▶ **EXTRACTED TEXT**:
################

Let Q be a magma with the right or left inverse property. Then every element in \(A_{\mu }\cup B_{\mu }\cup C_{\mu }\cup D_{\mu }\) is both a left and right alternative element.

Proof

We prove this lemma for magmas with the right inverse property using Lemma 2.7; the proof for magmas with the left inverse property is a mirror of this proof by using Lemma 2.8.

Let \(a\in A_{\mu }\). Then, by Lemma 2.1, \(aa \cdot x = aa \cdot (xa^{-1} \cdot a) = a \cdot (a \cdot xa^{-1})a = a \cdot a(xa^{-1} \cdot a) = a \cdot ax\); hence a is a left alternative element. The proof that a is a right alternative element uses the mirror of the proof above, and Lemma 2.7(iii) and Corollary 2.2. The proof for the case \(a\in B_{\mu }\) follows from Corollary 2.2.

Suppose \(a\in C_{\mu }\). Then, by using identity \((C_{\mu })\) and Lemma 2.1, \(a(x\cdot aa)= (ax \cdot a)a = (a\cdot xa)a=a(xa\cdot a)\). Use Lemma 2.7(i) for left cancelation of a to prove that a is right alternative. a is left alternative by Lemma 2.3.

The proof that every element in \(D_{\mu }\) is left alternative is a mirror of the proof that every element in \(C_{\mu }\) is right alternative by using identity \((D_{\mu })\) and Lemma 2.1, and Lemma 2.6 in the place of Lemma 2.8(i). \(a\in D_{\mu }\) is right alternative by Lemma 2.3. \(\square \)

Lemma 2.11

Let Q be a magma with the right or left inverse property. Then \(a\in A_{\mu }\) if and only if \(a^{-1}\in A_{\mu }\). Likewise, \(a\in B_{\mu }\) if and only if \(a^{-1}\in B_{\mu }\), \(a\in C_{\mu }\) if and only if \(a^{-1}\in C_{\mu }\), and \(a\in D_{\mu }\) if and only if \(a^{-1}\in D_{\mu }\). Moreover, \(a \cdot xa^{-1}=ax \cdot a^{-1}\) and \(a^{-1} \cdot xa=a^{-1}x \cdot a\) for all \(a \in A_{\mu }\cup B_{\mu }\cup C_{\mu }\cup D_{\mu }\) and \(x \in Q\).

Proof

We begin by proving the third statement of this lemma for a magma Q with the right inverse property. Let \(a \in B_{\mu }\) and \(x,y \in Q.\) By Lemma 2.1, the \((B_{\mu })\) identity and Lemma 2.9, \(a\cdot (a^{-1}x\cdot ya^{-1})a = a(a^{-1}x\cdot ya^{-1})\cdot a = (a\cdot a^{-1}x)(ya^{-1}\cdot a) = xy\). Multiplying both sides by \(a^{-1}\) on the left, and then by \(a^{-1}\) on the right, Lemma 2.9 gives \(a^{-1}x\cdot ya^{-1}= (a^{-1}\cdot xy)a^{-1}\). So \(a^{-1}\in B_{\mu }\). Hence, if \(a^{-1}\in B_{\mu }\), then \((a^{-1})^{-1}=a\in B_{\mu }\). The proof for the case \(a\in A_{\mu }\) follows from Corollary 2.2.

################

▶ **DATA RECORDS**:
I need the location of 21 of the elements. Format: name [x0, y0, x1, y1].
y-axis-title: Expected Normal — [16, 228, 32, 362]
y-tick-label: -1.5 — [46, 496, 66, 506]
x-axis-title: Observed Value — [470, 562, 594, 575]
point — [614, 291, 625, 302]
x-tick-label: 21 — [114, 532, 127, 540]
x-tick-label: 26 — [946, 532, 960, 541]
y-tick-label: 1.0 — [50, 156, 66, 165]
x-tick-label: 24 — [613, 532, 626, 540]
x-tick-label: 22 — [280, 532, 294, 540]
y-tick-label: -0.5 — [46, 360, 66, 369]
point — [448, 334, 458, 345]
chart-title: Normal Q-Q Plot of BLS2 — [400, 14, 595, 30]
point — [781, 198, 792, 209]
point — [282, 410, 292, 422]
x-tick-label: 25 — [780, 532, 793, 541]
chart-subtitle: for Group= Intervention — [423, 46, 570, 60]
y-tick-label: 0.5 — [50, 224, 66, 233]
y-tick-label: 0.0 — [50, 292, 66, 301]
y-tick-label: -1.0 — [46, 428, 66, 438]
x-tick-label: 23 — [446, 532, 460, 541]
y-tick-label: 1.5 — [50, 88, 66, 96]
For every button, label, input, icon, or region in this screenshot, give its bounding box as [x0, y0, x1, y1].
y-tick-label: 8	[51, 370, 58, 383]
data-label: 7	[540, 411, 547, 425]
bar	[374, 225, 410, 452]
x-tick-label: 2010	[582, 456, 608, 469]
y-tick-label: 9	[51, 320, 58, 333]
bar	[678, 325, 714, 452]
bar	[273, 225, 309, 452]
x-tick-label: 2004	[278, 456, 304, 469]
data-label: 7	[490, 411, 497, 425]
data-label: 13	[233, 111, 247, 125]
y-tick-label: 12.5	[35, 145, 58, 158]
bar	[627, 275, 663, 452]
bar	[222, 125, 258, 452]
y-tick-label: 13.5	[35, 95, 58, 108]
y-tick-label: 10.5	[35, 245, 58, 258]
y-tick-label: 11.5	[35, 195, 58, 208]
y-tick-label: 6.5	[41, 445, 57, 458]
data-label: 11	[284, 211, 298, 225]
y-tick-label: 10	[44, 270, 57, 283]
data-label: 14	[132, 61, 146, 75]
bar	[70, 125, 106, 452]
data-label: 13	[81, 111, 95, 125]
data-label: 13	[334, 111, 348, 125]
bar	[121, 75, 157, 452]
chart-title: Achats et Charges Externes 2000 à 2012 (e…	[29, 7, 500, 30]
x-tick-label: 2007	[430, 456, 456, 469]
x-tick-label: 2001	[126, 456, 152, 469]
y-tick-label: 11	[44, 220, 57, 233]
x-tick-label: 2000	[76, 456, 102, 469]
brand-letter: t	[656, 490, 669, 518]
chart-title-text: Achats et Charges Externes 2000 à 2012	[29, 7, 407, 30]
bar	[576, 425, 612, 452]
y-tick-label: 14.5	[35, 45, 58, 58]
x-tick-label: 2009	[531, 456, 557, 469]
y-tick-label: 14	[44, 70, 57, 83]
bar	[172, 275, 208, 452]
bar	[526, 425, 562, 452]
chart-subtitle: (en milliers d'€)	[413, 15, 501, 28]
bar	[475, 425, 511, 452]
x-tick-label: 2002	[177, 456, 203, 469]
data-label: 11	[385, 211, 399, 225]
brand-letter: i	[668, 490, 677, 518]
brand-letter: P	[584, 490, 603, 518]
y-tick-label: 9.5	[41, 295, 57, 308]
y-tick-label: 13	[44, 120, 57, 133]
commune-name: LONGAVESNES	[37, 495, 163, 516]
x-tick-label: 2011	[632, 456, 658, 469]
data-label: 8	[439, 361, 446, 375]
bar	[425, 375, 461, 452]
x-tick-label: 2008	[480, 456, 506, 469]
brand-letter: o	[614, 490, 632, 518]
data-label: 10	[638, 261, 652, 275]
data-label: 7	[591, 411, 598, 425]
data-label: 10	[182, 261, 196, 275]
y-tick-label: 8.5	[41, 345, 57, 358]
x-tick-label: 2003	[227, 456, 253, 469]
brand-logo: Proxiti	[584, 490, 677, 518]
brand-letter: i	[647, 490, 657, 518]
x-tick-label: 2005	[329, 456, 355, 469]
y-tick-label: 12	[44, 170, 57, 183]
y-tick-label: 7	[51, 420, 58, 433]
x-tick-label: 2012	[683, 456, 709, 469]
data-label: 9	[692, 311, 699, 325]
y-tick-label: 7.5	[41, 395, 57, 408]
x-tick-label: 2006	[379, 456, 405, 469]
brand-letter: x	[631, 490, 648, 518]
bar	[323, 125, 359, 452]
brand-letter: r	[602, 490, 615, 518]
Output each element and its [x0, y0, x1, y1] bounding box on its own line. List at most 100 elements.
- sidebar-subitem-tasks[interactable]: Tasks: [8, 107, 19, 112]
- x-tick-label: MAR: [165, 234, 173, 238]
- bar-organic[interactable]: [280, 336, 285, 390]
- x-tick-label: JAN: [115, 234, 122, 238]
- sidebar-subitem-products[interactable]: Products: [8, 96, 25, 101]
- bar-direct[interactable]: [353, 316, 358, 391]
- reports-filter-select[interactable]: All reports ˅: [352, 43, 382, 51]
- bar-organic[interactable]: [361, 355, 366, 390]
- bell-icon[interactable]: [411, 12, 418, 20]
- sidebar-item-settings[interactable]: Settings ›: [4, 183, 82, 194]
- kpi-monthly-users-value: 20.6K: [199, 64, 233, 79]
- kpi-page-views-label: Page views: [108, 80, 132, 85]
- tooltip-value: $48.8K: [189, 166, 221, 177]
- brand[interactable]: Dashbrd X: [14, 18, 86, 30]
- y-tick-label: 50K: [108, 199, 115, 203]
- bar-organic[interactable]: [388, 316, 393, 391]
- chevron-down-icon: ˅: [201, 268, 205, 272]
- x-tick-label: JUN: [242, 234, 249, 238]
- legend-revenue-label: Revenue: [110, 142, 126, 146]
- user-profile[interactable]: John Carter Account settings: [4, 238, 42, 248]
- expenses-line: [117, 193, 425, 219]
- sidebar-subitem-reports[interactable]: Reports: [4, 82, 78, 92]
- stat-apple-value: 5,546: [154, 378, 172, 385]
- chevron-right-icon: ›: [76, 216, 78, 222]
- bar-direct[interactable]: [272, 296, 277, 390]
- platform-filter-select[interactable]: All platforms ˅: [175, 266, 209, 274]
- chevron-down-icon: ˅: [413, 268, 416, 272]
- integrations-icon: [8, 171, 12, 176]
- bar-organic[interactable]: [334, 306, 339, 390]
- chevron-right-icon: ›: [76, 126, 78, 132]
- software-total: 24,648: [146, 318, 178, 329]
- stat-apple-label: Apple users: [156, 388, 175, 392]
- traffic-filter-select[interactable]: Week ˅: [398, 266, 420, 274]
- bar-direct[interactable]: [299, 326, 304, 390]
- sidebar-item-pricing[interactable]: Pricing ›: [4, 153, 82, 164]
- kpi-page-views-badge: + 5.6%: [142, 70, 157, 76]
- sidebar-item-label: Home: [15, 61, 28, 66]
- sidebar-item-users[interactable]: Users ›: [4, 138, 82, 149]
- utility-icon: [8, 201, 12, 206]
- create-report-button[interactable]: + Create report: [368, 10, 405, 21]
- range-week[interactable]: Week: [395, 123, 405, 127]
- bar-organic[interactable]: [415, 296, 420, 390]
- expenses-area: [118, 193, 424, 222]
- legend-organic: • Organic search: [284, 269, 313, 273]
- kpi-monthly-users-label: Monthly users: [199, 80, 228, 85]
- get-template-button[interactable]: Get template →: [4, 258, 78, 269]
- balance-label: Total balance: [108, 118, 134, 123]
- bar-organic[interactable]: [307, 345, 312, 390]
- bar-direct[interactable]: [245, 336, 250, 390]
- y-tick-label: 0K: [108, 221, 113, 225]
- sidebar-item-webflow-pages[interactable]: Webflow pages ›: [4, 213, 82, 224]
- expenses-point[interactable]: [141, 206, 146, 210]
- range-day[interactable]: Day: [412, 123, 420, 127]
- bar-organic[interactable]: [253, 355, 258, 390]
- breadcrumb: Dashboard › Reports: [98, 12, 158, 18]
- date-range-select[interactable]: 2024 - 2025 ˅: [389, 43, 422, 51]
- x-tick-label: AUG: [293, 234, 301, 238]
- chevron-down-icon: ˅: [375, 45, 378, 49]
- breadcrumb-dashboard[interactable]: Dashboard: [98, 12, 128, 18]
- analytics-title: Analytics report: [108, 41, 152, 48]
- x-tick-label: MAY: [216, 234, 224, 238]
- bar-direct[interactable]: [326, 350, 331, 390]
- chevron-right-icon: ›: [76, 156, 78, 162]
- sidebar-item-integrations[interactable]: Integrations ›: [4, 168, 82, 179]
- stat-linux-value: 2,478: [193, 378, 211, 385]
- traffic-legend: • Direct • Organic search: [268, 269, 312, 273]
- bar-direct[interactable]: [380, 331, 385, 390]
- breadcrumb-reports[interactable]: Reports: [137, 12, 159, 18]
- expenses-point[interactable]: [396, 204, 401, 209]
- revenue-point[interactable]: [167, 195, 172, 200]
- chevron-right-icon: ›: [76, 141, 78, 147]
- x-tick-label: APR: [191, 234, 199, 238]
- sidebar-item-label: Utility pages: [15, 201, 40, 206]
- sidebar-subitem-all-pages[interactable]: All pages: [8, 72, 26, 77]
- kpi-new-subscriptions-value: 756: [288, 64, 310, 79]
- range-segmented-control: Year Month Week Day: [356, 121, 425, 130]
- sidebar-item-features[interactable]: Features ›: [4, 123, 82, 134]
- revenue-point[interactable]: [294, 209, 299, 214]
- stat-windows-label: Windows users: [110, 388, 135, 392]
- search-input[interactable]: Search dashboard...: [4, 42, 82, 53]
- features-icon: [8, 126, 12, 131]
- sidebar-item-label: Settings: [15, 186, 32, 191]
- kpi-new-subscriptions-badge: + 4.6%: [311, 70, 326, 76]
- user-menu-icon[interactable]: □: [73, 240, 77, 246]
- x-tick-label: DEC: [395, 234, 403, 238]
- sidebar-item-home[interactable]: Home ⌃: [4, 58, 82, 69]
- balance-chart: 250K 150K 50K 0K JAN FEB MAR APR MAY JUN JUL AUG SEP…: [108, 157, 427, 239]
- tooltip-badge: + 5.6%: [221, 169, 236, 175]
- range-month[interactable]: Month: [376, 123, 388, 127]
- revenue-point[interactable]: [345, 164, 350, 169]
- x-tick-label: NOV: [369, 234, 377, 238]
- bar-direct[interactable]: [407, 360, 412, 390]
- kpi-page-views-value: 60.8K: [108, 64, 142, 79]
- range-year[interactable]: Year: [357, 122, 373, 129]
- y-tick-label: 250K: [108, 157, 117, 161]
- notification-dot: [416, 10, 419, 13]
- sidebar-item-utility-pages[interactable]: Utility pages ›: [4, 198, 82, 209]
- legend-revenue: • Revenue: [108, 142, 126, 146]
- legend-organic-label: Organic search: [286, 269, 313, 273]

################

▶ **DIRECTIVES**:
A. Revise the proof excerpt, giving everything from "We prove this" down to "left alternative by Lemma 2.3." with "mirror" replaced by "dual".
B. In the proof excerpt, which lemma is cited to show that an element of C_μ is left alternative?
The material has no connection to the proof excerpt.

▶ **SOLUTION SET**:
A.
We prove this lemma for magmas with the right inverse property using Lemma 2.7; the proof for magmas with the left inverse property is a dual of this proof by using Lemma 2.8.

Let \(a\in A_{\mu }\). Then, by Lemma 2.1, \(aa \cdot x = aa \cdot (xa^{-1} \cdot a) = a \cdot (a \cdot xa^{-1})a = a \cdot a(xa^{-1} \cdot a) = a \cdot ax\); hence a is a left alternative element. The proof that a is a right alternative element uses the dual of the proof above, and Lemma 2.7(iii) and Corollary 2.2. The proof for the case \(a\in B_{\mu }\) follows from Corollary 2.2.

Suppose \(a\in C_{\mu }\). Then, by using identity \((C_{\mu })\) and Lemma 2.1, \(a(x\cdot aa)= (ax \cdot a)a = (a\cdot xa)a=a(xa\cdot a)\). Use Lemma 2.7(i) for left cancelation of a to prove that a is right alternative. a is left alternative by Lemma 2.3.

B. Lemma 2.3